Records to process –

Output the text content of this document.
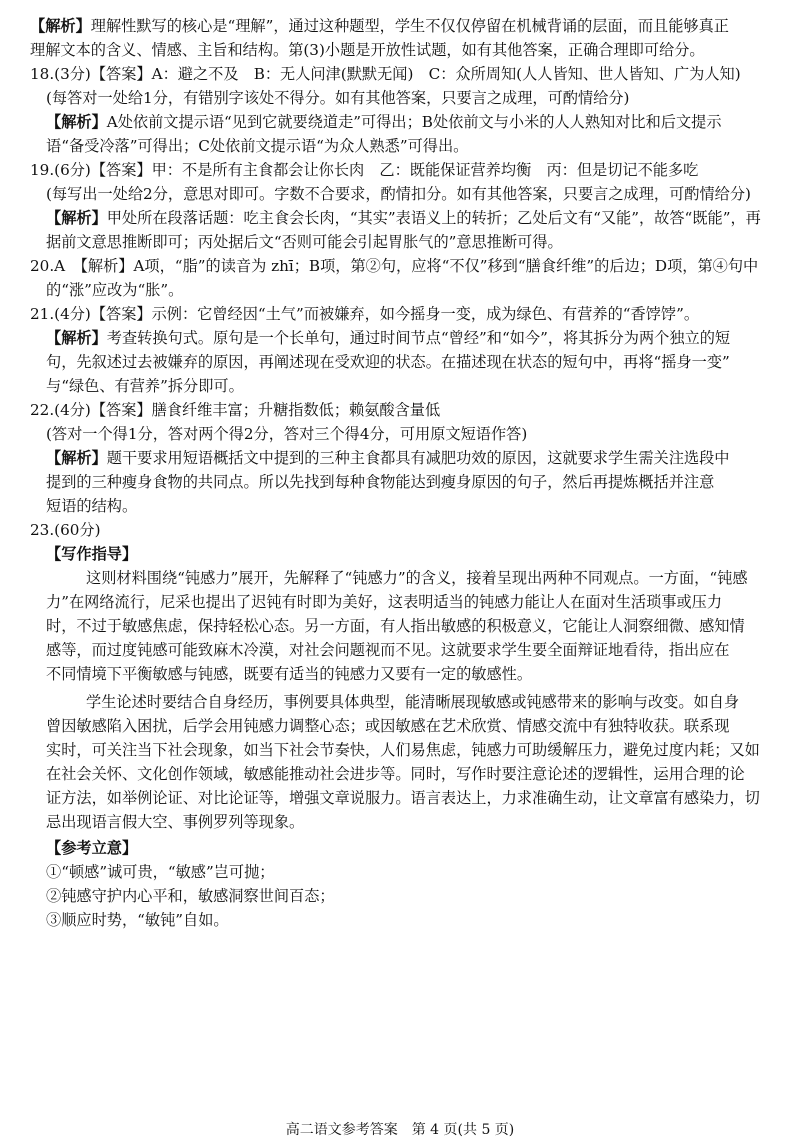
【解析】理解性默写的核心是“理解”，通过这种题型，学生不仅仅停留在机械背诵的层面，而且能够真正
理解文本的含义、情感、主旨和结构。第(3)小题是开放性试题，如有其他答案，正确合理即可给分。
18.(3分)【答案】A：避之不及　B：无人问津(默默无闻)　C：众所周知(人人皆知、世人皆知、广为人知)
(每答对一处给1分，有错别字该处不得分。如有其他答案，只要言之成理，可酌情给分)
【解析】A处依前文提示语“见到它就要绕道走”可得出；B处依前文与小米的人人熟知对比和后文提示
语“备受冷落”可得出；C处依前文提示语“为众人熟悉”可得出。
19.(6分)【答案】甲：不是所有主食都会让你长肉　乙：既能保证营养均衡　丙：但是切记不能多吃
(每写出一处给2分，意思对即可。字数不合要求，酌情扣分。如有其他答案，只要言之成理，可酌情给分)
【解析】甲处所在段落话题：吃主食会长肉，“其实”表语义上的转折；乙处后文有“又能”，故答“既能”，再
据前文意思推断即可；丙处据后文“否则可能会引起胃胀气的”意思推断可得。
20.A　【解析】A项，“脂”的读音为 zhī；B项，第②句，应将“不仅”移到“膳食纤维”的后边；D项，第④句中
的“涨”应改为“胀”。
21.(4分)【答案】示例：它曾经因“土气”而被嫌弃，如今摇身一变，成为绿色、有营养的“香饽饽”。
【解析】考查转换句式。原句是一个长单句，通过时间节点“曾经”和“如今”，将其拆分为两个独立的短
句，先叙述过去被嫌弃的原因，再阐述现在受欢迎的状态。在描述现在状态的短句中，再将“摇身一变”
与“绿色、有营养”拆分即可。
22.(4分)【答案】膳食纤维丰富；升糖指数低；赖氨酸含量低
(答对一个得1分，答对两个得2分，答对三个得4分，可用原文短语作答)
【解析】题干要求用短语概括文中提到的三种主食都具有减肥功效的原因，这就要求学生需关注选段中
提到的三种瘦身食物的共同点。所以先找到每种食物能达到瘦身原因的句子，然后再提炼概括并注意
短语的结构。
23.(60分)
【写作指导】
这则材料围绕“钝感力”展开，先解释了“钝感力”的含义，接着呈现出两种不同观点。一方面，“钝感
力”在网络流行，尼采也提出了迟钝有时即为美好，这表明适当的钝感力能让人在面对生活琐事或压力
时，不过于敏感焦虑，保持轻松心态。另一方面，有人指出敏感的积极意义，它能让人洞察细微、感知情
感等，而过度钝感可能致麻木冷漠，对社会问题视而不见。这就要求学生要全面辩证地看待，指出应在
不同情境下平衡敏感与钝感，既要有适当的钝感力又要有一定的敏感性。
学生论述时要结合自身经历，事例要具体典型，能清晰展现敏感或钝感带来的影响与改变。如自身
曾因敏感陷入困扰，后学会用钝感力调整心态；或因敏感在艺术欣赏、情感交流中有独特收获。联系现
实时，可关注当下社会现象，如当下社会节奏快，人们易焦虑，钝感力可助缓解压力，避免过度内耗；又如
在社会关怀、文化创作领域，敏感能推动社会进步等。同时，写作时要注意论述的逻辑性，运用合理的论
证方法，如举例论证、对比论证等，增强文章说服力。语言表达上，力求准确生动，让文章富有感染力，切
忌出现语言假大空、事例罗列等现象。
【参考立意】
①“顿感”诚可贵，“敏感”岂可抛；
②钝感守护内心平和，敏感洞察世间百态；
③顺应时势，“敏钝”自如。
高二语文参考答案　第 4 页(共 5 页)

The request –
Gather every line from the entries above where the word "可酌情给分" appears, and copy them.

Final result –
(每答对一处给1分，有错别字该处不得分。如有其他答案，只要言之成理，可酌情给分)
(每写出一处给2分，意思对即可。字数不合要求，酌情扣分。如有其他答案，只要言之成理，可酌情给分)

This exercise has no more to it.